Restate the data below word for word. Skip any images it contains.

--- BEGIN EXERCISE MATERIALS ---

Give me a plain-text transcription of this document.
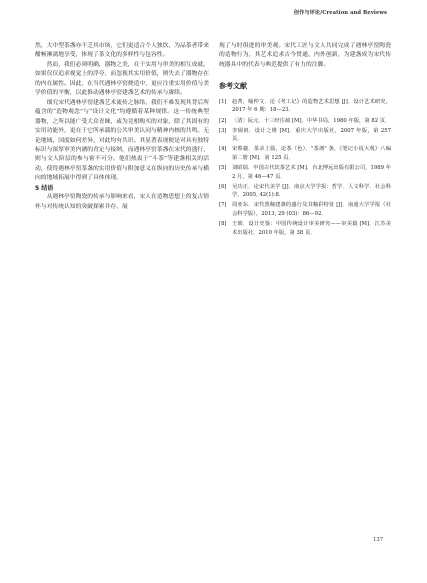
创作与评论/Creation and Reviews

然，大中型茶盏亦不乏其市场，它们更适合个人独饮，为品茶者带来酣畅淋漓地享受，体现了茶文化的多样性与包容性。

然而，我们必须明确，器物之美，在于实用与审美的相互成就。如果仅仅追求视觉上的浮夸，而忽视其实用价值，则失去了器物存在的内在属性。因此，在当代遇林亭窑烧造中，更应注重实用价值与美学价值的平衡，以此推动遇林亭窑建盏艺术的传承与赓续。

细究宋代遇林亭窑建盏艺术流传之脉络，我们不难发现其背后所蕴含的“造物观念”与“设计文化”均遵循着某种规律。这一传统典型器物，之所以能广受大众青睐，或为竞相购买的对象，除了其固有的实用功能外，更在于它所承载的公共审美认同与精神内核的共鸣。无论地域、国度如何差异，对此均有共识。其显著表现便是对具有独特标识与深厚审美内涵的青定与接纳，而遇林亭窑茶盏在宋代的盛行，则与文人阶层的参与密不可分。他们热衷于“斗茶”等建盏相关的活动，使得遇林亭窑茶盏的实用价值与附加意义在纵向的历史传承与横向的地域拓展中得到了具体体现。

5 结语

从遇林亭窑陶瓷的传承与影响来看，宋人在造物思想上的复古情怀与对传统认知的突破探索并存，展

现了与时俱进的审美观。宋代工匠与文人共同完成了遇林亭窑陶瓷的造物行为，其艺术追求古今贯通，内外创新，为建盏成为宋代传统器具中的代表与典范提供了有力的注脚。

参考文献
[1]	赵菁，喻仲文．论《考工记》的造物艺术思想 [J]．设计艺术研究，2017 年 6 期：18—23．
[2]	〔清〕阮元．十三经注疏 [M]．中华书局，1980 年版，第 82 页．
[3]	李砚祖．设计之维 [M]．重庆大学出版社，2007 年版，第 257 页．
[4]	宋蔡襄．茶录上篇，论茶（色）．"茶盏" 条，《笔记小说大观》八编第二册 [M]．第 125 页．
[5]	刘昭瑞．中国古代饮茶艺术 [M]．台北博远出版有限公司，1989 年 2 月，第 46—47 页．
[6]	吴功正．论宋代美学 [J]．南京大学学报：哲学．人文科学．社会科学，2005, 42(1):8．
[7]	周亚东．宋代黑釉建盏的盛行及其釉彩特征 [J]．南通大学学报（社会科学版），2013, 29 (03)：86—92．
[8]	王琥．设计史鉴：中国传统设计审美研究——审美篇 [M]．江苏美术出版社，2010 年版，第 38 页．
137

--- END EXERCISE MATERIALS ---

SOLUTION BELOW
Give me a plain-text transcription of this document.
创作与评论/Creation and Reviews

然，大中型茶盏亦不乏其市场，它们更适合个人独饮，为品茶者带来酣畅淋漓地享受，体现了茶文化的多样性与包容性。

然而，我们必须明确，器物之美，在于实用与审美的相互成就。如果仅仅追求视觉上的浮夸，而忽视其实用价值，则失去了器物存在的内在属性。因此，在当代遇林亭窑烧造中，更应注重实用价值与美学价值的平衡，以此推动遇林亭窑建盏艺术的传承与赓续。

细究宋代遇林亭窑建盏艺术流传之脉络，我们不难发现其背后所蕴含的“造物观念”与“设计文化”均遵循着某种规律。这一传统典型器物，之所以能广受大众青睐，或为竞相购买的对象，除了其固有的实用功能外，更在于它所承载的公共审美认同与精神内核的共鸣。无论地域、国度如何差异，对此均有共识。其显著表现便是对具有独特标识与深厚审美内涵的青定与接纳，而遇林亭窑茶盏在宋代的盛行，则与文人阶层的参与密不可分。他们热衷于“斗茶”等建盏相关的活动，使得遇林亭窑茶盏的实用价值与附加意义在纵向的历史传承与横向的地域拓展中得到了具体体现。

5 结语

从遇林亭窑陶瓷的传承与影响来看，宋人在造物思想上的复古情怀与对传统认知的突破探索并存，展

现了与时俱进的审美观。宋代工匠与文人共同完成了遇林亭窑陶瓷的造物行为，其艺术追求古今贯通，内外创新，为建盏成为宋代传统器具中的代表与典范提供了有力的注脚。

参考文献
[1]	赵菁，喻仲文．论《考工记》的造物艺术思想 [J]．设计艺术研究，2017 年 6 期：18—23．
[2]	〔清〕阮元．十三经注疏 [M]．中华书局，1980 年版，第 82 页．
[3]	李砚祖．设计之维 [M]．重庆大学出版社，2007 年版，第 257 页．
[4]	宋蔡襄．茶录上篇，论茶（色）．"茶盏" 条，《笔记小说大观》八编第二册 [M]．第 125 页．
[5]	刘昭瑞．中国古代饮茶艺术 [M]．台北博远出版有限公司，1989 年 2 月，第 46—47 页．
[6]	吴功正．论宋代美学 [J]．南京大学学报：哲学．人文科学．社会科学，2005, 42(1):8．
[7]	周亚东．宋代黑釉建盏的盛行及其釉彩特征 [J]．南通大学学报（社会科学版），2013, 29 (03)：86—92．
[8]	王琥．设计史鉴：中国传统设计审美研究——审美篇 [M]．江苏美术出版社，2010 年版，第 38 页．
137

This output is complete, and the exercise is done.